What you should do
Transcribe the records that follow. Keep every word exactly, and drop the pictures.

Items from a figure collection
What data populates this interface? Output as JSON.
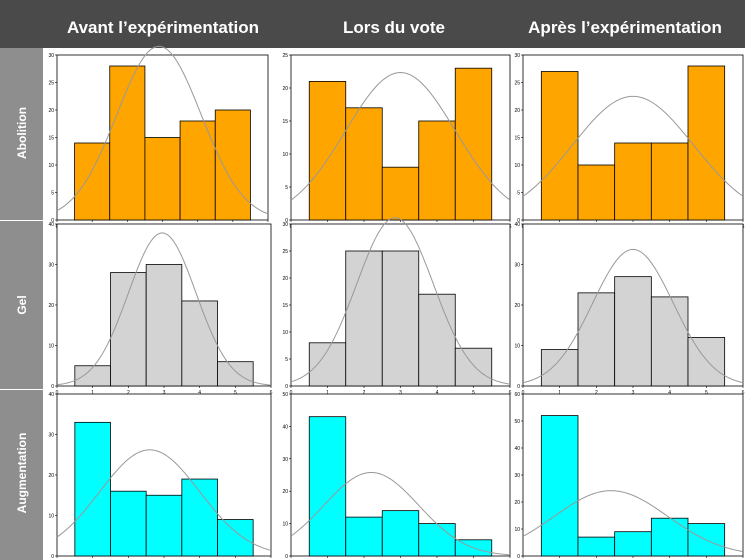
{
  "column_titles": [
    "Avant l’expérimentation",
    "Lors du vote",
    "Après l’expérimentation"
  ],
  "row_titles": [
    "Abolition",
    "Gel",
    "Augmentation"
  ],
  "colors": {
    "Abolition": "#ffa500",
    "Gel": "#d3d3d3",
    "Augmentation": "#00ffff",
    "header_bg": "#4a4a4a",
    "side_bg": "#8e8e8e",
    "curve": "#999999"
  },
  "chart_data": [
    {
      "type": "bar",
      "row": "Abolition",
      "column": "Avant l’expérimentation",
      "categories": [
        1,
        2,
        3,
        4,
        5
      ],
      "values": [
        14,
        28,
        15,
        18,
        20
      ],
      "xlim": [
        0,
        6
      ],
      "ylim": [
        0,
        30
      ],
      "yticks": [
        0,
        5,
        10,
        15,
        20,
        25,
        30
      ],
      "xticks": [
        0,
        1,
        2,
        3,
        4,
        5,
        6
      ],
      "normal_curve": {
        "mean": 2.9,
        "sd": 1.2
      }
    },
    {
      "type": "bar",
      "row": "Abolition",
      "column": "Lors du vote",
      "categories": [
        1,
        2,
        3,
        4,
        5
      ],
      "values": [
        21,
        17,
        8,
        15,
        23
      ],
      "xlim": [
        0,
        6
      ],
      "ylim": [
        0,
        25
      ],
      "yticks": [
        0,
        5,
        10,
        15,
        20,
        25
      ],
      "xticks": [
        0,
        1,
        2,
        3,
        4,
        5,
        6
      ],
      "normal_curve": {
        "mean": 3.0,
        "sd": 1.5
      }
    },
    {
      "type": "bar",
      "row": "Abolition",
      "column": "Après l’expérimentation",
      "categories": [
        1,
        2,
        3,
        4,
        5
      ],
      "values": [
        27,
        10,
        14,
        14,
        28
      ],
      "xlim": [
        0,
        6
      ],
      "ylim": [
        0,
        30
      ],
      "yticks": [
        0,
        5,
        10,
        15,
        20,
        25,
        30
      ],
      "xticks": [
        0,
        1,
        2,
        3,
        4,
        5,
        6
      ],
      "normal_curve": {
        "mean": 3.0,
        "sd": 1.65
      }
    },
    {
      "type": "bar",
      "row": "Gel",
      "column": "Avant l’expérimentation",
      "categories": [
        1,
        2,
        3,
        4,
        5
      ],
      "values": [
        5,
        28,
        30,
        21,
        6
      ],
      "xlim": [
        0,
        6
      ],
      "ylim": [
        0,
        40
      ],
      "yticks": [
        0,
        10,
        20,
        30,
        40
      ],
      "xticks": [
        0,
        1,
        2,
        3,
        4,
        5,
        6
      ],
      "normal_curve": {
        "mean": 2.95,
        "sd": 0.95
      }
    },
    {
      "type": "bar",
      "row": "Gel",
      "column": "Lors du vote",
      "categories": [
        1,
        2,
        3,
        4,
        5
      ],
      "values": [
        8,
        25,
        25,
        17,
        7
      ],
      "xlim": [
        0,
        6
      ],
      "ylim": [
        0,
        30
      ],
      "yticks": [
        0,
        5,
        10,
        15,
        20,
        25,
        30
      ],
      "xticks": [
        0,
        1,
        2,
        3,
        4,
        5,
        6
      ],
      "normal_curve": {
        "mean": 2.85,
        "sd": 1.05
      }
    },
    {
      "type": "bar",
      "row": "Gel",
      "column": "Après l’expérimentation",
      "categories": [
        1,
        2,
        3,
        4,
        5
      ],
      "values": [
        9,
        23,
        27,
        22,
        12
      ],
      "xlim": [
        0,
        6
      ],
      "ylim": [
        0,
        40
      ],
      "yticks": [
        0,
        10,
        20,
        30,
        40
      ],
      "xticks": [
        0,
        1,
        2,
        3,
        4,
        5,
        6
      ],
      "normal_curve": {
        "mean": 3.0,
        "sd": 1.1
      }
    },
    {
      "type": "bar",
      "row": "Augmentation",
      "column": "Avant l’expérimentation",
      "categories": [
        1,
        2,
        3,
        4,
        5
      ],
      "values": [
        33,
        16,
        15,
        19,
        9
      ],
      "xlim": [
        0,
        6
      ],
      "ylim": [
        0,
        40
      ],
      "yticks": [
        0,
        10,
        20,
        30,
        40
      ],
      "xticks": [
        0,
        1,
        2,
        3,
        4,
        5,
        6
      ],
      "normal_curve": {
        "mean": 2.6,
        "sd": 1.4
      }
    },
    {
      "type": "bar",
      "row": "Augmentation",
      "column": "Lors du vote",
      "categories": [
        1,
        2,
        3,
        4,
        5
      ],
      "values": [
        43,
        12,
        14,
        10,
        5
      ],
      "xlim": [
        0,
        6
      ],
      "ylim": [
        0,
        50
      ],
      "yticks": [
        0,
        10,
        20,
        30,
        40,
        50
      ],
      "xticks": [
        0,
        1,
        2,
        3,
        4,
        5,
        6
      ],
      "normal_curve": {
        "mean": 2.2,
        "sd": 1.3
      }
    },
    {
      "type": "bar",
      "row": "Augmentation",
      "column": "Après l’expérimentation",
      "categories": [
        1,
        2,
        3,
        4,
        5
      ],
      "values": [
        52,
        7,
        9,
        14,
        12
      ],
      "xlim": [
        0,
        6
      ],
      "ylim": [
        0,
        60
      ],
      "yticks": [
        0,
        10,
        20,
        30,
        40,
        50,
        60
      ],
      "xticks": [
        0,
        1,
        2,
        3,
        4,
        5,
        6
      ],
      "normal_curve": {
        "mean": 2.4,
        "sd": 1.55
      }
    }
  ]
}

Written response
What data populates this interface? Output as JSON.
{
  "column_titles": [
    "Avant l’expérimentation",
    "Lors du vote",
    "Après l’expérimentation"
  ],
  "row_titles": [
    "Abolition",
    "Gel",
    "Augmentation"
  ],
  "colors": {
    "Abolition": "#ffa500",
    "Gel": "#d3d3d3",
    "Augmentation": "#00ffff",
    "header_bg": "#4a4a4a",
    "side_bg": "#8e8e8e",
    "curve": "#999999"
  },
  "chart_data": [
    {
      "type": "bar",
      "row": "Abolition",
      "column": "Avant l’expérimentation",
      "categories": [
        1,
        2,
        3,
        4,
        5
      ],
      "values": [
        14,
        28,
        15,
        18,
        20
      ],
      "xlim": [
        0,
        6
      ],
      "ylim": [
        0,
        30
      ],
      "yticks": [
        0,
        5,
        10,
        15,
        20,
        25,
        30
      ],
      "xticks": [
        0,
        1,
        2,
        3,
        4,
        5,
        6
      ],
      "normal_curve": {
        "mean": 2.9,
        "sd": 1.2
      }
    },
    {
      "type": "bar",
      "row": "Abolition",
      "column": "Lors du vote",
      "categories": [
        1,
        2,
        3,
        4,
        5
      ],
      "values": [
        21,
        17,
        8,
        15,
        23
      ],
      "xlim": [
        0,
        6
      ],
      "ylim": [
        0,
        25
      ],
      "yticks": [
        0,
        5,
        10,
        15,
        20,
        25
      ],
      "xticks": [
        0,
        1,
        2,
        3,
        4,
        5,
        6
      ],
      "normal_curve": {
        "mean": 3.0,
        "sd": 1.5
      }
    },
    {
      "type": "bar",
      "row": "Abolition",
      "column": "Après l’expérimentation",
      "categories": [
        1,
        2,
        3,
        4,
        5
      ],
      "values": [
        27,
        10,
        14,
        14,
        28
      ],
      "xlim": [
        0,
        6
      ],
      "ylim": [
        0,
        30
      ],
      "yticks": [
        0,
        5,
        10,
        15,
        20,
        25,
        30
      ],
      "xticks": [
        0,
        1,
        2,
        3,
        4,
        5,
        6
      ],
      "normal_curve": {
        "mean": 3.0,
        "sd": 1.65
      }
    },
    {
      "type": "bar",
      "row": "Gel",
      "column": "Avant l’expérimentation",
      "categories": [
        1,
        2,
        3,
        4,
        5
      ],
      "values": [
        5,
        28,
        30,
        21,
        6
      ],
      "xlim": [
        0,
        6
      ],
      "ylim": [
        0,
        40
      ],
      "yticks": [
        0,
        10,
        20,
        30,
        40
      ],
      "xticks": [
        0,
        1,
        2,
        3,
        4,
        5,
        6
      ],
      "normal_curve": {
        "mean": 2.95,
        "sd": 0.95
      }
    },
    {
      "type": "bar",
      "row": "Gel",
      "column": "Lors du vote",
      "categories": [
        1,
        2,
        3,
        4,
        5
      ],
      "values": [
        8,
        25,
        25,
        17,
        7
      ],
      "xlim": [
        0,
        6
      ],
      "ylim": [
        0,
        30
      ],
      "yticks": [
        0,
        5,
        10,
        15,
        20,
        25,
        30
      ],
      "xticks": [
        0,
        1,
        2,
        3,
        4,
        5,
        6
      ],
      "normal_curve": {
        "mean": 2.85,
        "sd": 1.05
      }
    },
    {
      "type": "bar",
      "row": "Gel",
      "column": "Après l’expérimentation",
      "categories": [
        1,
        2,
        3,
        4,
        5
      ],
      "values": [
        9,
        23,
        27,
        22,
        12
      ],
      "xlim": [
        0,
        6
      ],
      "ylim": [
        0,
        40
      ],
      "yticks": [
        0,
        10,
        20,
        30,
        40
      ],
      "xticks": [
        0,
        1,
        2,
        3,
        4,
        5,
        6
      ],
      "normal_curve": {
        "mean": 3.0,
        "sd": 1.1
      }
    },
    {
      "type": "bar",
      "row": "Augmentation",
      "column": "Avant l’expérimentation",
      "categories": [
        1,
        2,
        3,
        4,
        5
      ],
      "values": [
        33,
        16,
        15,
        19,
        9
      ],
      "xlim": [
        0,
        6
      ],
      "ylim": [
        0,
        40
      ],
      "yticks": [
        0,
        10,
        20,
        30,
        40
      ],
      "xticks": [
        0,
        1,
        2,
        3,
        4,
        5,
        6
      ],
      "normal_curve": {
        "mean": 2.6,
        "sd": 1.4
      }
    },
    {
      "type": "bar",
      "row": "Augmentation",
      "column": "Lors du vote",
      "categories": [
        1,
        2,
        3,
        4,
        5
      ],
      "values": [
        43,
        12,
        14,
        10,
        5
      ],
      "xlim": [
        0,
        6
      ],
      "ylim": [
        0,
        50
      ],
      "yticks": [
        0,
        10,
        20,
        30,
        40,
        50
      ],
      "xticks": [
        0,
        1,
        2,
        3,
        4,
        5,
        6
      ],
      "normal_curve": {
        "mean": 2.2,
        "sd": 1.3
      }
    },
    {
      "type": "bar",
      "row": "Augmentation",
      "column": "Après l’expérimentation",
      "categories": [
        1,
        2,
        3,
        4,
        5
      ],
      "values": [
        52,
        7,
        9,
        14,
        12
      ],
      "xlim": [
        0,
        6
      ],
      "ylim": [
        0,
        60
      ],
      "yticks": [
        0,
        10,
        20,
        30,
        40,
        50,
        60
      ],
      "xticks": [
        0,
        1,
        2,
        3,
        4,
        5,
        6
      ],
      "normal_curve": {
        "mean": 2.4,
        "sd": 1.55
      }
    }
  ]
}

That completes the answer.